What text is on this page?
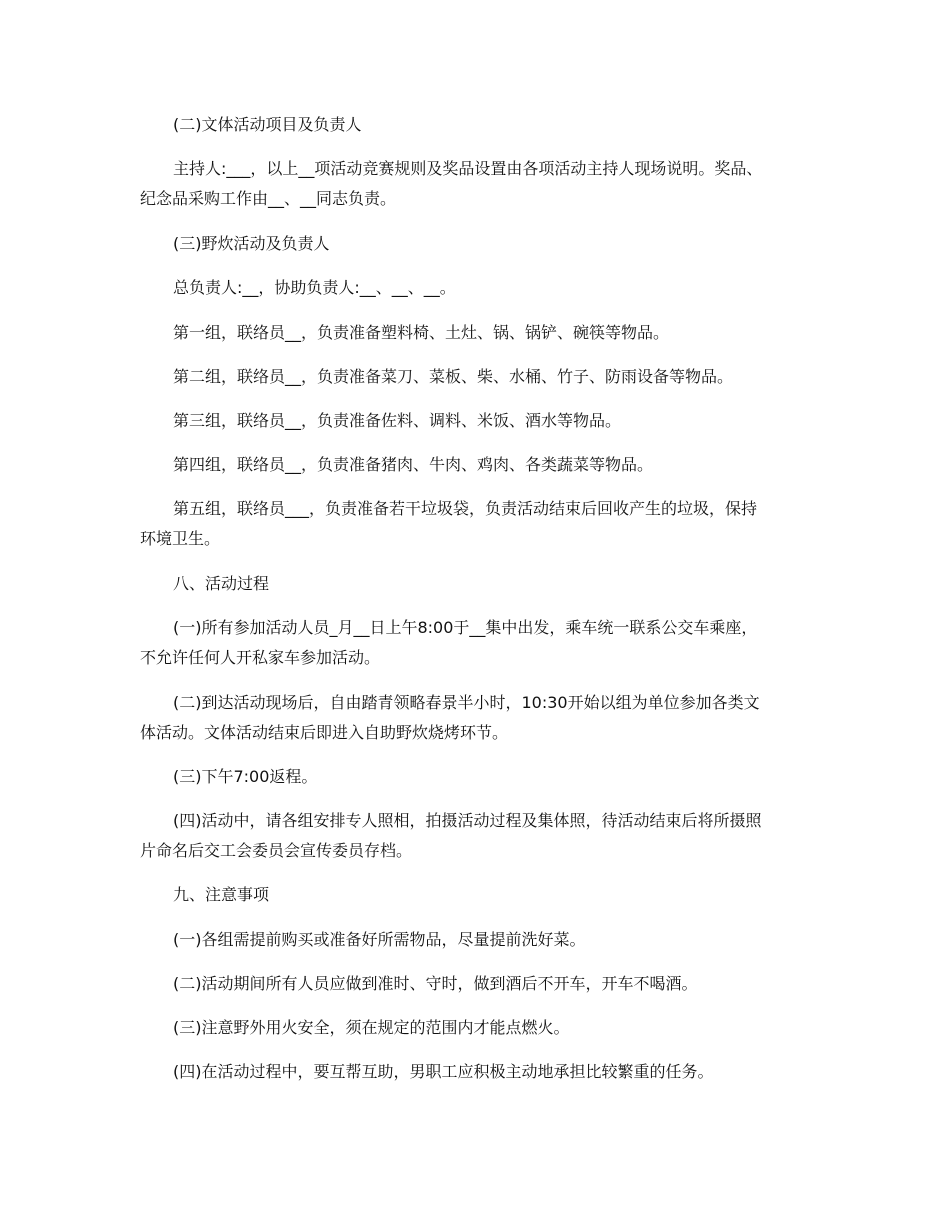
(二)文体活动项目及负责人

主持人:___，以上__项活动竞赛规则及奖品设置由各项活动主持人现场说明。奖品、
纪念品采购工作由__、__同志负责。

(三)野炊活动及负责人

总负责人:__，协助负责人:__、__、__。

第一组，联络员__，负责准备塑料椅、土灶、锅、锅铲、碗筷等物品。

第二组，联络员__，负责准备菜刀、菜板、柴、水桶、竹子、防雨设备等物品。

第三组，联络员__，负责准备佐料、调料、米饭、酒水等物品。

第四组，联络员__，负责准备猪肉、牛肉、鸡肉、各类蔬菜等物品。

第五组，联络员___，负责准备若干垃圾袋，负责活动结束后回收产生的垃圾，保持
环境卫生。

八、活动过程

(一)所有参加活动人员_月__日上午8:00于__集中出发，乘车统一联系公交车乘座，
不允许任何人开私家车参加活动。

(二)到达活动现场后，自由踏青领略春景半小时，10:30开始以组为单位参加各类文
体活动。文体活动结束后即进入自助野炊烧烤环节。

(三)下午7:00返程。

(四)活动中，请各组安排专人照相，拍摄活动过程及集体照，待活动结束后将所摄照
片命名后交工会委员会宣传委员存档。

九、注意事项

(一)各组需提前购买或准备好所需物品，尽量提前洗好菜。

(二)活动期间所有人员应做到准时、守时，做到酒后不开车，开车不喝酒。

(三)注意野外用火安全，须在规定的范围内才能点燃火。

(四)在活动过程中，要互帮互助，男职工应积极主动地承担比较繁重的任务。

==

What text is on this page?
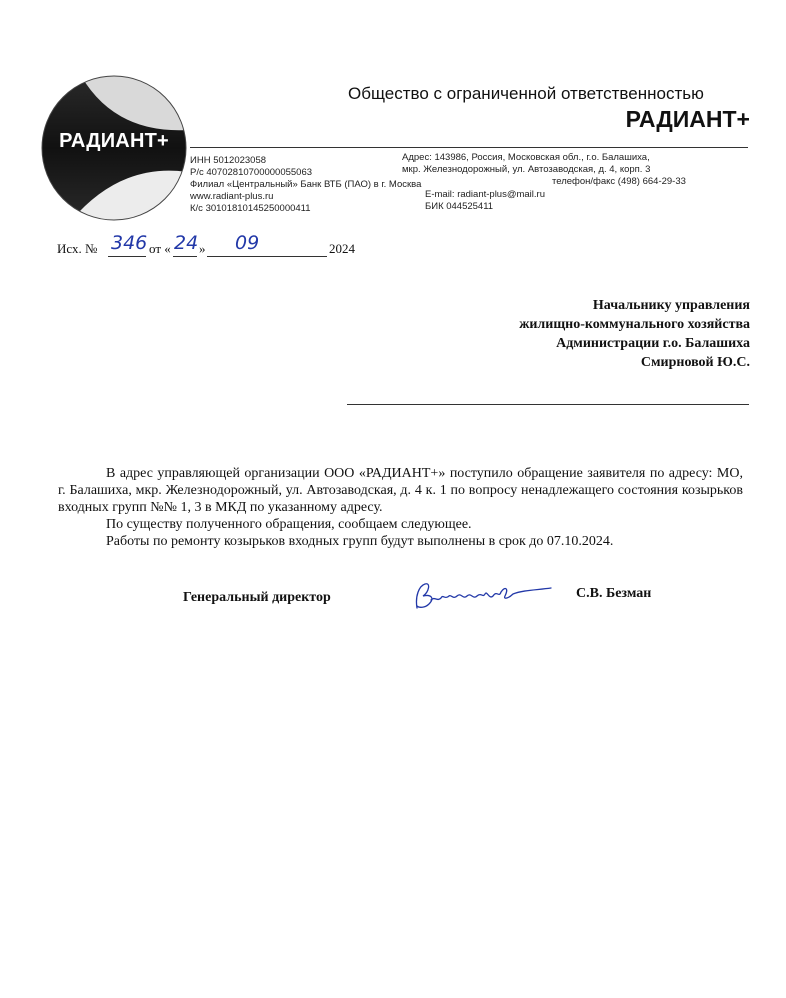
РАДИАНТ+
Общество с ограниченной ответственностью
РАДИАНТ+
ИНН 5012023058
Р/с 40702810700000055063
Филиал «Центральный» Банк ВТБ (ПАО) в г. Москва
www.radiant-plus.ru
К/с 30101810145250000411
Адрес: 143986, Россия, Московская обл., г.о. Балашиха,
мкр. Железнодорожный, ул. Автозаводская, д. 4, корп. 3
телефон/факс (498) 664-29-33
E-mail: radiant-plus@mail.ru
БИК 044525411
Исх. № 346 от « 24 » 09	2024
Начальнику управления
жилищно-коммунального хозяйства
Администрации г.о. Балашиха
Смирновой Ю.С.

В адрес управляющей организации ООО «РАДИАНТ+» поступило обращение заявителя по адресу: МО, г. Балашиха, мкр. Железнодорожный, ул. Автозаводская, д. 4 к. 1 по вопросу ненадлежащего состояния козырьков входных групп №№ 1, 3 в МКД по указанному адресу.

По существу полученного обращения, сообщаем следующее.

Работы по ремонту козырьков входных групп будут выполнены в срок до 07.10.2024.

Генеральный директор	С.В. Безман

* * *

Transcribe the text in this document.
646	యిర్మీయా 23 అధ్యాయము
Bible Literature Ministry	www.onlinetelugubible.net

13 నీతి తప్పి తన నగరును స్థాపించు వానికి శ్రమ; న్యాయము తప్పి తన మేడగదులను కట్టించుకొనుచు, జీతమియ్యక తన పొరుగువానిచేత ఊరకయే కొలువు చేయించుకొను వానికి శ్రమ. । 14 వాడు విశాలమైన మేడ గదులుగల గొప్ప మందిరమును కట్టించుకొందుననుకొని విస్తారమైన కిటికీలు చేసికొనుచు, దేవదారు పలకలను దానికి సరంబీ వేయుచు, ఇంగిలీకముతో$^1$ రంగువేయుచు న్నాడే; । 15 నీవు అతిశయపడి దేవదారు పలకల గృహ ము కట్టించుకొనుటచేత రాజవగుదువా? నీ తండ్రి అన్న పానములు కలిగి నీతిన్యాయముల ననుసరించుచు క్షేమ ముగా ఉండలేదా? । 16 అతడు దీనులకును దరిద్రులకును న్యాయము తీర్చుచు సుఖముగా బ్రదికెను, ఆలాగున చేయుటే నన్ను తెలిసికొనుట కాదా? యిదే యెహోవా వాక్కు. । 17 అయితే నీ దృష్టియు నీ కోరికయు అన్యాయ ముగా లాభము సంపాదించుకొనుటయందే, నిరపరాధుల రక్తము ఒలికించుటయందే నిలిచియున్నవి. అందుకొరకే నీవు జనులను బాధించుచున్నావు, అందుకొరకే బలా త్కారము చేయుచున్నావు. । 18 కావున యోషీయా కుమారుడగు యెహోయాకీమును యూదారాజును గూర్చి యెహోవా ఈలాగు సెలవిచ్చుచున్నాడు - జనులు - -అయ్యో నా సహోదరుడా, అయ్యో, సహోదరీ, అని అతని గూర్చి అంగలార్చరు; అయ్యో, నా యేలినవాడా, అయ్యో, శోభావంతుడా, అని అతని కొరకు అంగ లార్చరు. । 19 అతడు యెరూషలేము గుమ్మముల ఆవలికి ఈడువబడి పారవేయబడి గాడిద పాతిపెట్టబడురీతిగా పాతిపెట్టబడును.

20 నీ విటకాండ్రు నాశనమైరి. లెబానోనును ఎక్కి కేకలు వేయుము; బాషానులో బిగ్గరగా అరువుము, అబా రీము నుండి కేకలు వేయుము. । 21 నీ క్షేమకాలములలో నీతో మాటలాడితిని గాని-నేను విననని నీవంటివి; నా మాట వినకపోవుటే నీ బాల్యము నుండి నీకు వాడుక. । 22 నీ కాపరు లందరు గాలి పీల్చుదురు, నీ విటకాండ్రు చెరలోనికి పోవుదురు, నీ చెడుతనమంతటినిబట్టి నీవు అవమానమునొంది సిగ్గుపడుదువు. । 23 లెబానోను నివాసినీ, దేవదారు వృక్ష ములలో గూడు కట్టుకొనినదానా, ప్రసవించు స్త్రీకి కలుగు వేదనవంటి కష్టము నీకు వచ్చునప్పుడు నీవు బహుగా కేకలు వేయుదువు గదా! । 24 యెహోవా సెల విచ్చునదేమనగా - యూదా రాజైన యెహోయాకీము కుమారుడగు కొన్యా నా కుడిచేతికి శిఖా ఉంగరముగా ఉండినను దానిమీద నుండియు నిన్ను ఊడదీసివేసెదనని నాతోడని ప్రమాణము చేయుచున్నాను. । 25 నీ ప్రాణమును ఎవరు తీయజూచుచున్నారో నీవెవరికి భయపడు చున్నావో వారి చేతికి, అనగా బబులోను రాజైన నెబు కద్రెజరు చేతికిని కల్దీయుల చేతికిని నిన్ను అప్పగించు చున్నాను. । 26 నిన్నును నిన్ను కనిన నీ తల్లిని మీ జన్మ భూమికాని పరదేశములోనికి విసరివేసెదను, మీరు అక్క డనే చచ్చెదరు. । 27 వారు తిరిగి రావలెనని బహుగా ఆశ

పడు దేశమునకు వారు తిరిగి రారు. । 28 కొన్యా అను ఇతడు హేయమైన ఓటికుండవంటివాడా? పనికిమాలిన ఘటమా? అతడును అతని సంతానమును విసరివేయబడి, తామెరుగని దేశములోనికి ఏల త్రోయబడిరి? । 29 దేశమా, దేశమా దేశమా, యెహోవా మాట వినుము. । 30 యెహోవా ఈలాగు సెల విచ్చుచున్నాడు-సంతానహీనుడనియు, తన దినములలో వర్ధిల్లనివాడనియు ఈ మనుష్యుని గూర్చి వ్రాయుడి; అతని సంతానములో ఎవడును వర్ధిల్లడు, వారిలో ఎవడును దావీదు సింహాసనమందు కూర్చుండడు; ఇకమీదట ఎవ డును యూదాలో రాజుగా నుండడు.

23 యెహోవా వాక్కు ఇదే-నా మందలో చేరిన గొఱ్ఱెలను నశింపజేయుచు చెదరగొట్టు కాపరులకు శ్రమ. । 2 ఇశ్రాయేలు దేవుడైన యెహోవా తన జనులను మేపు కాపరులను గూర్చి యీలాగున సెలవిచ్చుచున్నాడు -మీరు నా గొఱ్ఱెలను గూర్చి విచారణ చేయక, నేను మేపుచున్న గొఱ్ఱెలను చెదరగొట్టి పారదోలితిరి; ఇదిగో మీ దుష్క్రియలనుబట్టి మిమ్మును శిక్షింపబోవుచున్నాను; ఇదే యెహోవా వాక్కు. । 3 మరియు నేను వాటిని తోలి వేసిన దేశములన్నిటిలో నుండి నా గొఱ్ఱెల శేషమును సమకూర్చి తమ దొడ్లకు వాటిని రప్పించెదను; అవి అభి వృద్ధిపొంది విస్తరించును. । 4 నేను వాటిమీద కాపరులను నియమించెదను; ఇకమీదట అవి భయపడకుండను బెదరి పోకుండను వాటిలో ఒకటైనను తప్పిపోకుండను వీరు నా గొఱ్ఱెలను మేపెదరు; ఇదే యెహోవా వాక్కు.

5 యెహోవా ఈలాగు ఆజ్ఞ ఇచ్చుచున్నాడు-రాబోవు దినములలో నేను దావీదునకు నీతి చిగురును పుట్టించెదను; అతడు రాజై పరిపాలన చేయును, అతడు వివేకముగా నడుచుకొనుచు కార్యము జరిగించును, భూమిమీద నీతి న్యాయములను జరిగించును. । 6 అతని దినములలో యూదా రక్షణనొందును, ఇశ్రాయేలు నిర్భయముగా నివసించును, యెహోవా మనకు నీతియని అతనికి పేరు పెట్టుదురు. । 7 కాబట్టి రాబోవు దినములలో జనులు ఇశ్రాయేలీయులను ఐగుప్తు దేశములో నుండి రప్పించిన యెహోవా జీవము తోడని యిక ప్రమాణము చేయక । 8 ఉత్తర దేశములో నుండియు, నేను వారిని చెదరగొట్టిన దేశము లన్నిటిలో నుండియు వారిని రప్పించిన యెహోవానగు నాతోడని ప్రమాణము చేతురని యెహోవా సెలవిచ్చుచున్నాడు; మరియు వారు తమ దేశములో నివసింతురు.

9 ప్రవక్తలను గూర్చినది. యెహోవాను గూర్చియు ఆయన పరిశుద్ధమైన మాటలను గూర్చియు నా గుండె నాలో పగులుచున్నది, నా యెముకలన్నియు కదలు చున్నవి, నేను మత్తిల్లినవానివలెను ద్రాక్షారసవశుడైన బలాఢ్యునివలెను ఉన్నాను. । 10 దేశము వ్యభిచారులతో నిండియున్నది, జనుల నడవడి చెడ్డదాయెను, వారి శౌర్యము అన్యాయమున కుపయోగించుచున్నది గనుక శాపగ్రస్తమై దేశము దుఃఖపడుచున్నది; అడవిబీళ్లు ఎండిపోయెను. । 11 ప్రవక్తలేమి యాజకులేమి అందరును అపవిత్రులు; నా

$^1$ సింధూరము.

◆ **Task directions**
Wherever "Автозаводская" shows up in a line, copy that line.

◆ **Answer to the task**
мкр. Железнодорожный, ул. Автозаводская, д. 4, корп. 3
В адрес управляющей организации ООО «РАДИАНТ+» поступило обращение заявителя по адресу: МО, г. Балашиха, мкр. Железнодорожный, ул. Автозаводская, д. 4 к. 1 по вопросу ненадлежащего состояния козырьков входных групп №№ 1, 3 в МКД по указанному адресу.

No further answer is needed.